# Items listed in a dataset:

________

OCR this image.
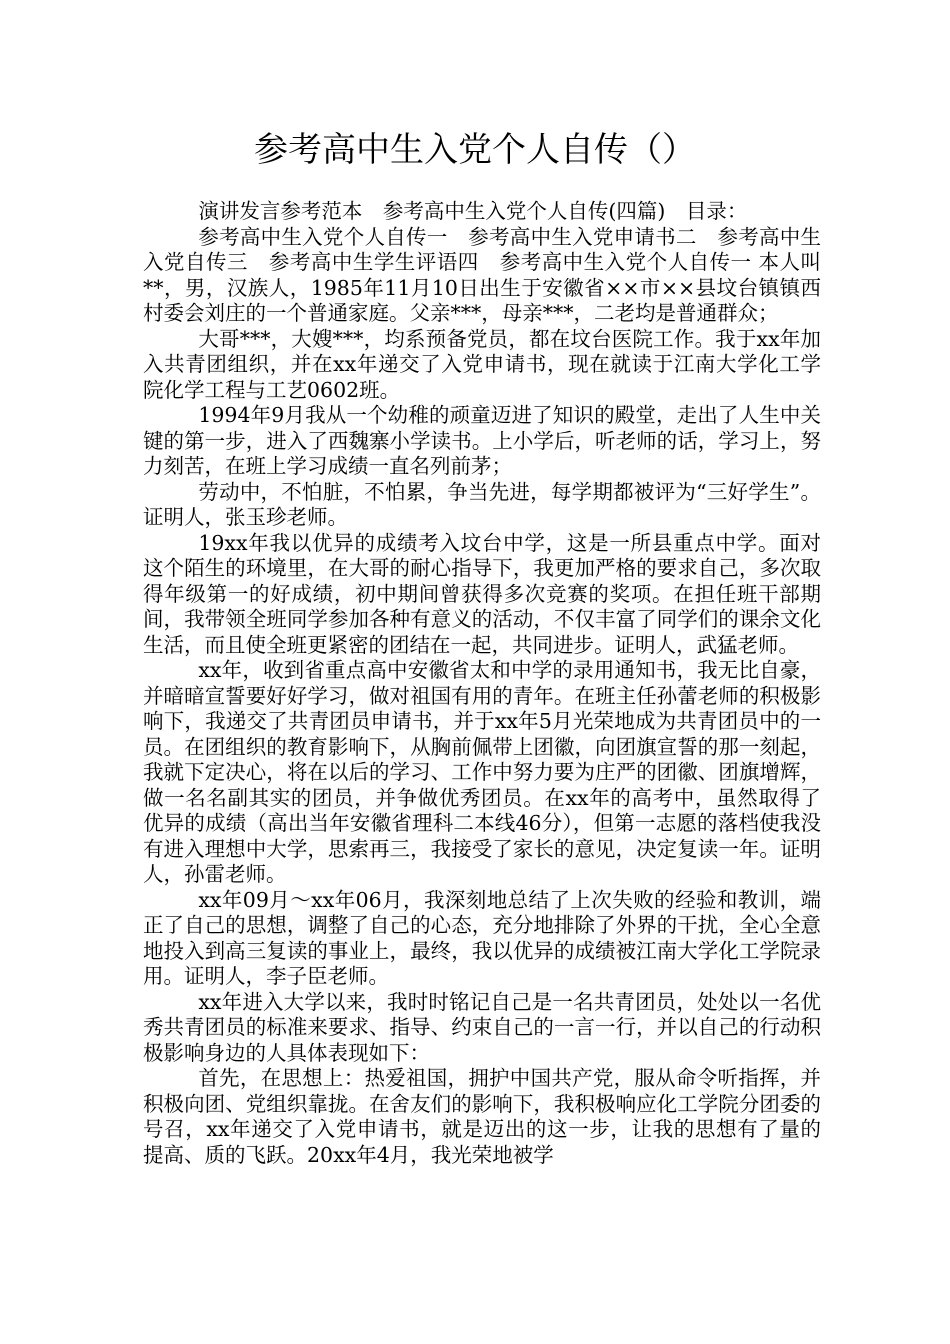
参考高中生入党个人自传（）

演讲发言参考范本　参考高中生入党个人自传(四篇)　目录：

参考高中生入党个人自传一　参考高中生入党申请书二　参考高中生入党自传三　参考高中生学生评语四　参考高中生入党个人自传一 本人叫**，男，汉族人，1985年11月10日出生于安徽省××市××县坟台镇镇西村委会刘庄的一个普通家庭。父亲***，母亲***，二老均是普通群众；

大哥***，大嫂***，均系预备党员，都在坟台医院工作。我于xx年加入共青团组织，并在xx年递交了入党申请书，现在就读于江南大学化工学院化学工程与工艺0602班。

1994年9月我从一个幼稚的顽童迈进了知识的殿堂，走出了人生中关键的第一步，进入了西魏寨小学读书。上小学后，听老师的话，学习上，努力刻苦，在班上学习成绩一直名列前茅；

劳动中，不怕脏，不怕累，争当先进，每学期都被评为“三好学生”。证明人，张玉珍老师。

19xx年我以优异的成绩考入坟台中学，这是一所县重点中学。面对这个陌生的环境里，在大哥的耐心指导下，我更加严格的要求自己，多次取得年级第一的好成绩，初中期间曾获得多次竞赛的奖项。在担任班干部期间，我带领全班同学参加各种有意义的活动，不仅丰富了同学们的课余文化生活，而且使全班更紧密的团结在一起，共同进步。证明人，武猛老师。

xx年，收到省重点高中安徽省太和中学的录用通知书，我无比自豪，并暗暗宣誓要好好学习，做对祖国有用的青年。在班主任孙蕾老师的积极影响下，我递交了共青团员申请书，并于xx年5月光荣地成为共青团员中的一员。在团组织的教育影响下，从胸前佩带上团徽，向团旗宣誓的那一刻起，我就下定决心，将在以后的学习、工作中努力要为庄严的团徽、团旗增辉，做一名名副其实的团员，并争做优秀团员。在xx年的高考中，虽然取得了优异的成绩（高出当年安徽省理科二本线46分），但第一志愿的落档使我没有进入理想中大学，思索再三，我接受了家长的意见，决定复读一年。证明人，孙雷老师。

xx年09月～xx年06月，我深刻地总结了上次失败的经验和教训，端正了自己的思想，调整了自己的心态，充分地排除了外界的干扰，全心全意地投入到高三复读的事业上，最终，我以优异的成绩被江南大学化工学院录用。证明人，李子臣老师。

xx年进入大学以来，我时时铭记自己是一名共青团员，处处以一名优秀共青团员的标准来要求、指导、约束自己的一言一行，并以自己的行动积极影响身边的人具体表现如下：

首先，在思想上：热爱祖国，拥护中国共产党，服从命令听指挥，并积极向团、党组织靠拢。在舍友们的影响下，我积极响应化工学院分团委的号召，xx年递交了入党申请书，就是迈出的这一步，让我的思想有了量的提高、质的飞跃。20xx年4月，我光荣地被学
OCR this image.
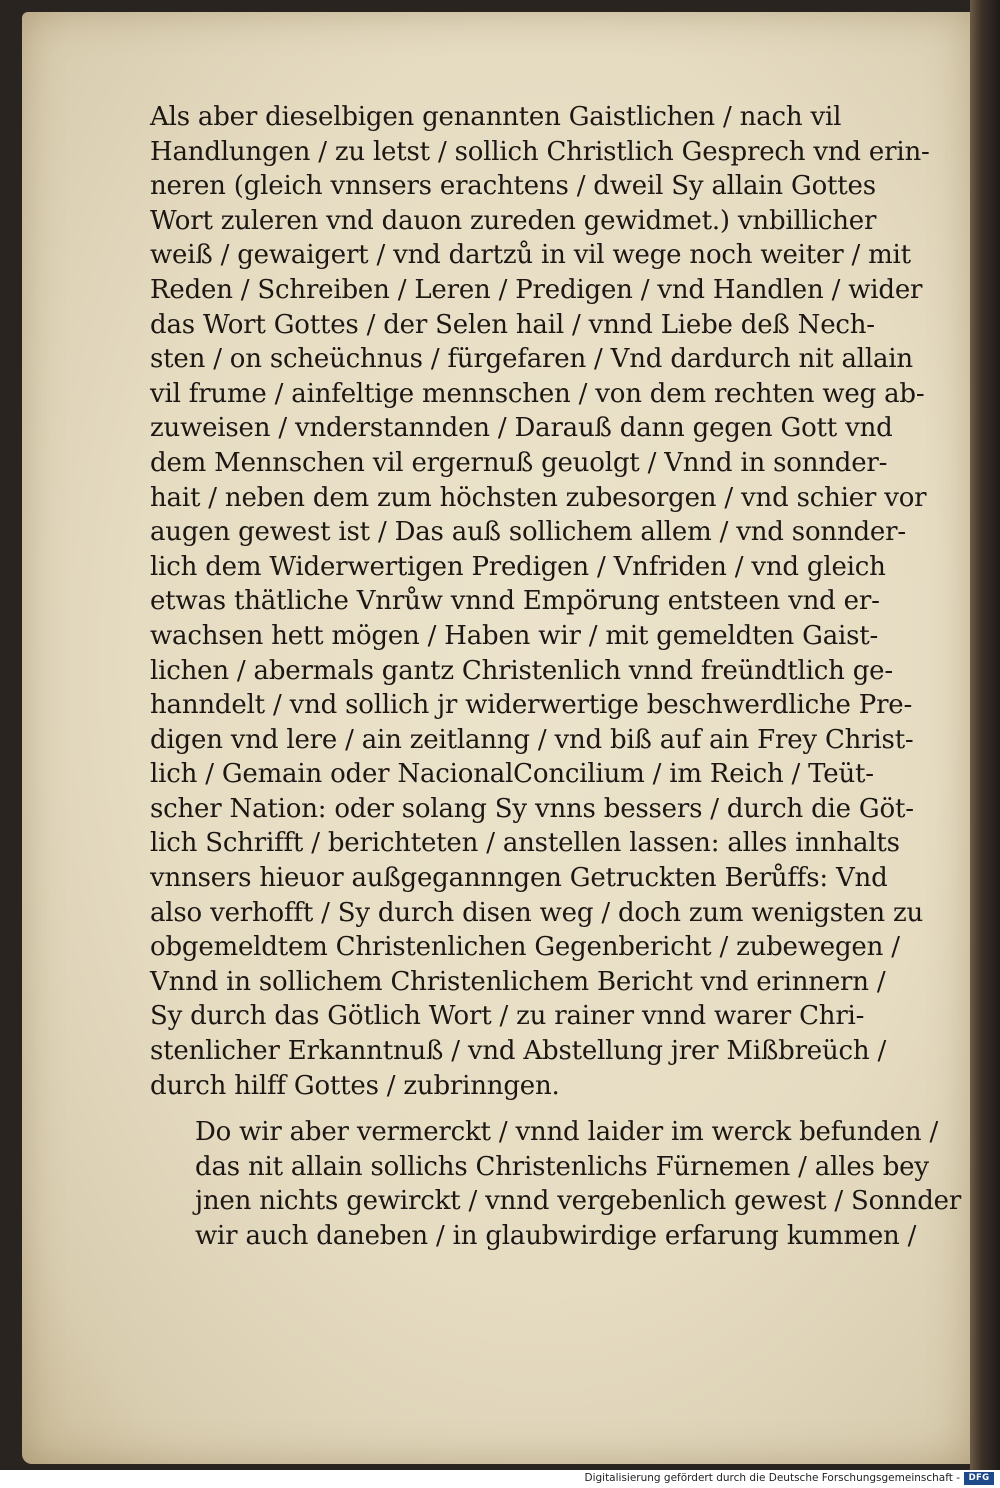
Als aber dieselbigen genannten Gaistlichen / nach vil
Handlungen / zu letst / sollich Christlich Gesprech vnd erin-
neren (gleich vnnsers erachtens / dweil Sy allain Gottes
Wort zuleren vnd dauon zureden gewidmet.) vnbillicher
weiß / gewaigert / vnd dartzů in vil wege noch weiter / mit
Reden / Schreiben / Leren / Predigen / vnd Handlen / wider
das Wort Gottes / der Selen hail / vnnd Liebe deß Nech-
sten / on scheüchnus / fürgefaren / Vnd dardurch nit allain
vil frume / ainfeltige mennschen / von dem rechten weg ab-
zuweisen / vnderstannden / Darauß dann gegen Gott vnd
dem Mennschen vil ergernuß geuolgt / Vnnd in sonnder-
hait / neben dem zum höchsten zubesorgen / vnd schier vor
augen gewest ist / Das auß sollichem allem / vnd sonnder-
lich dem Widerwertigen Predigen / Vnfriden / vnd gleich
etwas thätliche Vnrůw vnnd Empörung entsteen vnd er-
wachsen hett mögen / Haben wir / mit gemeldten Gaist-
lichen / abermals gantz Christenlich vnnd freündtlich ge-
hanndelt / vnd sollich jr widerwertige beschwerdliche Pre-
digen vnd lere / ain zeitlanng / vnd biß auf ain Frey Christ-
lich / Gemain oder NacionalConcilium / im Reich / Teüt-
scher Nation: oder solang Sy vnns bessers / durch die Göt-
lich Schrifft / berichteten / anstellen lassen: alles innhalts
vnnsers hieuor außgegannngen Getruckten Berůffs: Vnd
also verhofft / Sy durch disen weg / doch zum wenigsten zu
obgemeldtem Christenlichen Gegenbericht / zubewegen /
Vnnd in sollichem Christenlichem Bericht vnd erinnern /
Sy durch das Götlich Wort / zu rainer vnnd warer Chri-
stenlicher Erkanntnuß / vnd Abstellung jrer Mißbreüch /
durch hilff Gottes / zubrinngen.
Do wir aber vermerckt / vnnd laider im werck befunden /
das nit allain sollichs Christenlichs Fürnemen / alles bey
jnen nichts gewirckt / vnnd vergebenlich gewest / Sonnder
wir auch daneben / in glaubwirdige erfarung kummen /
Digitalisierung gefördert durch die Deutsche Forschungsgemeinschaft -	DFG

________

# Your goal:
Pictures in the records above are left out; print everything else exactly as written.

# Finished task:
OCR this image.
参考高中生入党个人自传（）

演讲发言参考范本　参考高中生入党个人自传(四篇)　目录：

参考高中生入党个人自传一　参考高中生入党申请书二　参考高中生入党自传三　参考高中生学生评语四　参考高中生入党个人自传一 本人叫**，男，汉族人，1985年11月10日出生于安徽省××市××县坟台镇镇西村委会刘庄的一个普通家庭。父亲***，母亲***，二老均是普通群众；

大哥***，大嫂***，均系预备党员，都在坟台医院工作。我于xx年加入共青团组织，并在xx年递交了入党申请书，现在就读于江南大学化工学院化学工程与工艺0602班。

1994年9月我从一个幼稚的顽童迈进了知识的殿堂，走出了人生中关键的第一步，进入了西魏寨小学读书。上小学后，听老师的话，学习上，努力刻苦，在班上学习成绩一直名列前茅；

劳动中，不怕脏，不怕累，争当先进，每学期都被评为“三好学生”。证明人，张玉珍老师。

19xx年我以优异的成绩考入坟台中学，这是一所县重点中学。面对这个陌生的环境里，在大哥的耐心指导下，我更加严格的要求自己，多次取得年级第一的好成绩，初中期间曾获得多次竞赛的奖项。在担任班干部期间，我带领全班同学参加各种有意义的活动，不仅丰富了同学们的课余文化生活，而且使全班更紧密的团结在一起，共同进步。证明人，武猛老师。

xx年，收到省重点高中安徽省太和中学的录用通知书，我无比自豪，并暗暗宣誓要好好学习，做对祖国有用的青年。在班主任孙蕾老师的积极影响下，我递交了共青团员申请书，并于xx年5月光荣地成为共青团员中的一员。在团组织的教育影响下，从胸前佩带上团徽，向团旗宣誓的那一刻起，我就下定决心，将在以后的学习、工作中努力要为庄严的团徽、团旗增辉，做一名名副其实的团员，并争做优秀团员。在xx年的高考中，虽然取得了优异的成绩（高出当年安徽省理科二本线46分），但第一志愿的落档使我没有进入理想中大学，思索再三，我接受了家长的意见，决定复读一年。证明人，孙雷老师。

xx年09月～xx年06月，我深刻地总结了上次失败的经验和教训，端正了自己的思想，调整了自己的心态，充分地排除了外界的干扰，全心全意地投入到高三复读的事业上，最终，我以优异的成绩被江南大学化工学院录用。证明人，李子臣老师。

xx年进入大学以来，我时时铭记自己是一名共青团员，处处以一名优秀共青团员的标准来要求、指导、约束自己的一言一行，并以自己的行动积极影响身边的人具体表现如下：

首先，在思想上：热爱祖国，拥护中国共产党，服从命令听指挥，并积极向团、党组织靠拢。在舍友们的影响下，我积极响应化工学院分团委的号召，xx年递交了入党申请书，就是迈出的这一步，让我的思想有了量的提高、质的飞跃。20xx年4月，我光荣地被学
OCR this image.
Als aber dieselbigen genannten Gaistlichen / nach vil
Handlungen / zu letst / sollich Christlich Gesprech vnd erin-
neren (gleich vnnsers erachtens / dweil Sy allain Gottes
Wort zuleren vnd dauon zureden gewidmet.) vnbillicher
weiß / gewaigert / vnd dartzů in vil wege noch weiter / mit
Reden / Schreiben / Leren / Predigen / vnd Handlen / wider
das Wort Gottes / der Selen hail / vnnd Liebe deß Nech-
sten / on scheüchnus / fürgefaren / Vnd dardurch nit allain
vil frume / ainfeltige mennschen / von dem rechten weg ab-
zuweisen / vnderstannden / Darauß dann gegen Gott vnd
dem Mennschen vil ergernuß geuolgt / Vnnd in sonnder-
hait / neben dem zum höchsten zubesorgen / vnd schier vor
augen gewest ist / Das auß sollichem allem / vnd sonnder-
lich dem Widerwertigen Predigen / Vnfriden / vnd gleich
etwas thätliche Vnrůw vnnd Empörung entsteen vnd er-
wachsen hett mögen / Haben wir / mit gemeldten Gaist-
lichen / abermals gantz Christenlich vnnd freündtlich ge-
hanndelt / vnd sollich jr widerwertige beschwerdliche Pre-
digen vnd lere / ain zeitlanng / vnd biß auf ain Frey Christ-
lich / Gemain oder NacionalConcilium / im Reich / Teüt-
scher Nation: oder solang Sy vnns bessers / durch die Göt-
lich Schrifft / berichteten / anstellen lassen: alles innhalts
vnnsers hieuor außgegannngen Getruckten Berůffs: Vnd
also verhofft / Sy durch disen weg / doch zum wenigsten zu
obgemeldtem Christenlichen Gegenbericht / zubewegen /
Vnnd in sollichem Christenlichem Bericht vnd erinnern /
Sy durch das Götlich Wort / zu rainer vnnd warer Chri-
stenlicher Erkanntnuß / vnd Abstellung jrer Mißbreüch /
durch hilff Gottes / zubrinngen.
Do wir aber vermerckt / vnnd laider im werck befunden /
das nit allain sollichs Christenlichs Fürnemen / alles bey
jnen nichts gewirckt / vnnd vergebenlich gewest / Sonnder
wir auch daneben / in glaubwirdige erfarung kummen /
Digitalisierung gefördert durch die Deutsche Forschungsgemeinschaft -	DFG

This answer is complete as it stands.